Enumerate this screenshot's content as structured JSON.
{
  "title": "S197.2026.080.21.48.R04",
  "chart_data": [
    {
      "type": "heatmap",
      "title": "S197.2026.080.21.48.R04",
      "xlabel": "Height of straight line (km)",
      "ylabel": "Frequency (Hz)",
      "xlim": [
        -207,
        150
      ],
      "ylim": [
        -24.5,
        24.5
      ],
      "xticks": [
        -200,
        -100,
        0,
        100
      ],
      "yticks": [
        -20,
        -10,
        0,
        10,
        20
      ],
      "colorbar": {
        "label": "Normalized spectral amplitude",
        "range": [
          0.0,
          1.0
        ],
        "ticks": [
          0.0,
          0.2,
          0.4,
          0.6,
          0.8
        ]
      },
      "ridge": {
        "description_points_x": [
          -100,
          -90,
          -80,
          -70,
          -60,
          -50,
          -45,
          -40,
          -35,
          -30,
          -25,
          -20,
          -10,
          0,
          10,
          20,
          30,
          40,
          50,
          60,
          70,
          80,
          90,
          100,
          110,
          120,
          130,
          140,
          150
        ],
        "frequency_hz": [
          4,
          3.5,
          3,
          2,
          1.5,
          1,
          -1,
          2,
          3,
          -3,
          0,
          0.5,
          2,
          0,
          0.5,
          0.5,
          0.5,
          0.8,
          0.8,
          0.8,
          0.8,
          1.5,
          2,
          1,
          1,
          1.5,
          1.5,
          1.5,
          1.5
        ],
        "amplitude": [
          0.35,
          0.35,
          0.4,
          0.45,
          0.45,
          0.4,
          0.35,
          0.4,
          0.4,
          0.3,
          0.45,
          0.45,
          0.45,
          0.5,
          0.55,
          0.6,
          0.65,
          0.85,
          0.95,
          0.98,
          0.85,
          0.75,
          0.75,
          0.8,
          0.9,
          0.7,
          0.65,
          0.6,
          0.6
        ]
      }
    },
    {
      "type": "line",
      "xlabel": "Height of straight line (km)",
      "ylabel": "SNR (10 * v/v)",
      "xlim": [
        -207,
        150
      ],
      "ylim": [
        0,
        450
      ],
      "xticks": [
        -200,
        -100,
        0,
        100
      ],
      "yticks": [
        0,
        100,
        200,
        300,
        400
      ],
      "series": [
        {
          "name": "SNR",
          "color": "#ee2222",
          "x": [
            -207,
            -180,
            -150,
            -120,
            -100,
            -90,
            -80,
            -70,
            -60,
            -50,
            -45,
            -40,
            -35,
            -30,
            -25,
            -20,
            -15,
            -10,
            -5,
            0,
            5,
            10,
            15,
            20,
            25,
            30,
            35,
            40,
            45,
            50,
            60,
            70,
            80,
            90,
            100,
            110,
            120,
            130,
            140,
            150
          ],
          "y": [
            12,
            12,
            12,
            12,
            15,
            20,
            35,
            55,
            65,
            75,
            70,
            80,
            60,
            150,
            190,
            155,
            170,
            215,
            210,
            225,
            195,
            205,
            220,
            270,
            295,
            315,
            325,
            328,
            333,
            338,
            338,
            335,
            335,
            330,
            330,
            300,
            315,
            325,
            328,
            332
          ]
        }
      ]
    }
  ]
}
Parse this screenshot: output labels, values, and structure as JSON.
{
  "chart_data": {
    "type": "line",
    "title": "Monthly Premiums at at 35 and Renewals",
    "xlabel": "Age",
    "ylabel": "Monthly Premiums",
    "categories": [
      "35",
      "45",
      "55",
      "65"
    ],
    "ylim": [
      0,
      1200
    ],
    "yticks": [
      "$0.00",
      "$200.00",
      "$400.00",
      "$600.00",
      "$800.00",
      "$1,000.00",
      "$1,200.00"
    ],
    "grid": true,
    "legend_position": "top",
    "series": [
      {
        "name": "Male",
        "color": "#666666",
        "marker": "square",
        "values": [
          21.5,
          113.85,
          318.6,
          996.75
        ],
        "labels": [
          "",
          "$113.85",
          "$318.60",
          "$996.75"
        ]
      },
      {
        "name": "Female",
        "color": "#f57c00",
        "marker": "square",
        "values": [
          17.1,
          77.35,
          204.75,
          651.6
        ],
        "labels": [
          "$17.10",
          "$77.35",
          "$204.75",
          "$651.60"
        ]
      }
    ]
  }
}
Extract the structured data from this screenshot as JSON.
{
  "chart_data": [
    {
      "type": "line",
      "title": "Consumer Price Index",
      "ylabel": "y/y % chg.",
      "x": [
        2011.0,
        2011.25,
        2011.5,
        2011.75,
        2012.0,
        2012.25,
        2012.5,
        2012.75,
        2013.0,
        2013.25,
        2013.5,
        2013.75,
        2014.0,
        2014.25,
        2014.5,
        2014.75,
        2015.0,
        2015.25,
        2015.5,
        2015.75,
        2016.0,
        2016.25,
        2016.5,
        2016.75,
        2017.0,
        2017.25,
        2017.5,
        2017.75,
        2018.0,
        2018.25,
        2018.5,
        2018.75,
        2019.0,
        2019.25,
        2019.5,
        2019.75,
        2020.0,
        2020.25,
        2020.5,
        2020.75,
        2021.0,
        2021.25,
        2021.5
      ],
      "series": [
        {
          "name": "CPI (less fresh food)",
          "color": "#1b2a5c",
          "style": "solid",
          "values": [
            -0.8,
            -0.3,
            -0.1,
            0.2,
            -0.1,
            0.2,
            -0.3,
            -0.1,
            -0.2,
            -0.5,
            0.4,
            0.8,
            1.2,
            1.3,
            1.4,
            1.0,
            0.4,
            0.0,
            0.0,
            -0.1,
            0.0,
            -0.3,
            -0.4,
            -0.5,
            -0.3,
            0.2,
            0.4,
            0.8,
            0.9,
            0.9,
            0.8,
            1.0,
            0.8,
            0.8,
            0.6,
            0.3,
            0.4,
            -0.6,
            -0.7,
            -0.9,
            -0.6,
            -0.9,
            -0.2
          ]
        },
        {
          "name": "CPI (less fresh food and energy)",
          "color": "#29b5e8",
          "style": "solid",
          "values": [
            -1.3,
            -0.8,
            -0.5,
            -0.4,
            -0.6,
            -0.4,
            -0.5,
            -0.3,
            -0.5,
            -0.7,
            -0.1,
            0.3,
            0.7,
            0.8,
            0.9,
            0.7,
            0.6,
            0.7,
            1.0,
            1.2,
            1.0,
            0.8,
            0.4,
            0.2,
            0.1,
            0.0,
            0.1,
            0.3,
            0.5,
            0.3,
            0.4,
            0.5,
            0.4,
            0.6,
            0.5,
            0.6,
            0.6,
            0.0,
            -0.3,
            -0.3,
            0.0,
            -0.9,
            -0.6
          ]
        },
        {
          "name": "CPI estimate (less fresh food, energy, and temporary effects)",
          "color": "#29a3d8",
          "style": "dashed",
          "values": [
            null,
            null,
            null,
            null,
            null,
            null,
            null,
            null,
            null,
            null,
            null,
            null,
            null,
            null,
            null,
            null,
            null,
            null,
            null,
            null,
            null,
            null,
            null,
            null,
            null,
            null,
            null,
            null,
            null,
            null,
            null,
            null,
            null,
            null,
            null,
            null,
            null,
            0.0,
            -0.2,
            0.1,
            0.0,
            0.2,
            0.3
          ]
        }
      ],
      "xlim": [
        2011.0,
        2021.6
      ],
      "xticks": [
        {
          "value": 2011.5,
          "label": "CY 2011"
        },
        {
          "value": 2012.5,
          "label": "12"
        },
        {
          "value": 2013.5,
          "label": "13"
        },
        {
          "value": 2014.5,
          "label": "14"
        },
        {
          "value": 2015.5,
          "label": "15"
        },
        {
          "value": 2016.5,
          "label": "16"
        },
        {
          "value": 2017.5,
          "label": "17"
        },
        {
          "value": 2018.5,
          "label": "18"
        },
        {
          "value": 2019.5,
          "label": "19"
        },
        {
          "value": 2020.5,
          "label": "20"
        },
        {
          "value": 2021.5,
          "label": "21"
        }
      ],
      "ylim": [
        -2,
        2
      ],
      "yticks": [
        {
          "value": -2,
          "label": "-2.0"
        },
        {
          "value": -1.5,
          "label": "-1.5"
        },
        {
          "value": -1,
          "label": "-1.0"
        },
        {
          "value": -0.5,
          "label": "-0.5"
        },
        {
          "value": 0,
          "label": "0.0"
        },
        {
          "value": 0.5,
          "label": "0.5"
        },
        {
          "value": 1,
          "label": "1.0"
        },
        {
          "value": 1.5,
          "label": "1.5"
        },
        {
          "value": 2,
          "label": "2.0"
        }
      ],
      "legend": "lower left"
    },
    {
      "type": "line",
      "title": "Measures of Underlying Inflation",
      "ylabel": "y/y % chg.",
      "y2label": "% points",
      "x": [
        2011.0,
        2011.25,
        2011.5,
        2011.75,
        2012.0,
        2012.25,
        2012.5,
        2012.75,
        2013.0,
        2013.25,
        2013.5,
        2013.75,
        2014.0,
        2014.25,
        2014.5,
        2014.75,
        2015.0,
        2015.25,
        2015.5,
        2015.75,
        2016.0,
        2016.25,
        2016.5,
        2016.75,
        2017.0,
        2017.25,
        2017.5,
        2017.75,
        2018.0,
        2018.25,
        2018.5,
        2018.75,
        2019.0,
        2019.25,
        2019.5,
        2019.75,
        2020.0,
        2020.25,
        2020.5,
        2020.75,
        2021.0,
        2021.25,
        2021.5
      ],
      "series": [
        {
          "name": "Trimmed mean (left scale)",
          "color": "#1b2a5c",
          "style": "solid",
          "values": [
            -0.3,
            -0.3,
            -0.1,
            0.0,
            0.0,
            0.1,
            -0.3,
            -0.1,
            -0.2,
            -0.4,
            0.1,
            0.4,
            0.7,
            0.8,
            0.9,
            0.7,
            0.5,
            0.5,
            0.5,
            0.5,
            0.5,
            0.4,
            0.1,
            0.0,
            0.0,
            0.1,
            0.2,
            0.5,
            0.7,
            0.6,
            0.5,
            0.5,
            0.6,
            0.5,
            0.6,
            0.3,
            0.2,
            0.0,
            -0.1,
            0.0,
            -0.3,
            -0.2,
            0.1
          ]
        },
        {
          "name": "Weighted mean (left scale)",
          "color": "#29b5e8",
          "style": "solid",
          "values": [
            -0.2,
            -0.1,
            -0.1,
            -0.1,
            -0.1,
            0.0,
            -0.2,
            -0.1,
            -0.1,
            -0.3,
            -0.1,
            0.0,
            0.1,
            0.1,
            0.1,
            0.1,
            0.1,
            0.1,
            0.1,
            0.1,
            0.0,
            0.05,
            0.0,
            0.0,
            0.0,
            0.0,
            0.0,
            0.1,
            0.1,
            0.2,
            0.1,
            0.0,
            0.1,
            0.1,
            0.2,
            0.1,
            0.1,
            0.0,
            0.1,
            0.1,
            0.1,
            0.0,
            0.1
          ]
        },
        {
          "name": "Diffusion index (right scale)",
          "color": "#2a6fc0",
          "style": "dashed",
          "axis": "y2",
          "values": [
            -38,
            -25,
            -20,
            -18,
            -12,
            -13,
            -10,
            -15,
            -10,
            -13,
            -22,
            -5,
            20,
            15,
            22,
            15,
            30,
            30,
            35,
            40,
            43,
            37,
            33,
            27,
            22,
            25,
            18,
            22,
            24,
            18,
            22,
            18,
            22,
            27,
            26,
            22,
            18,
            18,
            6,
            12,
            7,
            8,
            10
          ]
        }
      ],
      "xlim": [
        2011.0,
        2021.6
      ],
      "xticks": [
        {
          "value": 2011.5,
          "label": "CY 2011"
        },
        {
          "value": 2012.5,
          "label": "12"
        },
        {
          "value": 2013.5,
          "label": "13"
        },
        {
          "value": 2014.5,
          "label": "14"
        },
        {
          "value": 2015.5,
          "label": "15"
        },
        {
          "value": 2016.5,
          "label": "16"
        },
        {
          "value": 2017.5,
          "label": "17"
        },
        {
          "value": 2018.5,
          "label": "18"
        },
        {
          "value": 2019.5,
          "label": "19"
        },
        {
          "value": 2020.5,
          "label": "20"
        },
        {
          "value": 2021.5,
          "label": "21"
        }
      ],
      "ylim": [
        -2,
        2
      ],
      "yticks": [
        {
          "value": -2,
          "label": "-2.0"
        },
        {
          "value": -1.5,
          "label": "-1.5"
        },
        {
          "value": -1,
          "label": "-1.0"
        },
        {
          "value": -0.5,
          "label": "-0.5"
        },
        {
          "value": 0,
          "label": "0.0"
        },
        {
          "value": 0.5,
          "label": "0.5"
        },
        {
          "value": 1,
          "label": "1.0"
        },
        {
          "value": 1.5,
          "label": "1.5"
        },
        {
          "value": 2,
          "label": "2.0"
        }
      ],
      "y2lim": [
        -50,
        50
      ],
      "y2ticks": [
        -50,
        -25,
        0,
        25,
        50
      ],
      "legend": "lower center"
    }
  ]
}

• [Exercise requirements]: Only lines with the string "left" belong in your answer; copy each one.

• [Worked answer]:
      "legend": "lower left"
          "name": "Trimmed mean (left scale)",
          "name": "Weighted mean (left scale)",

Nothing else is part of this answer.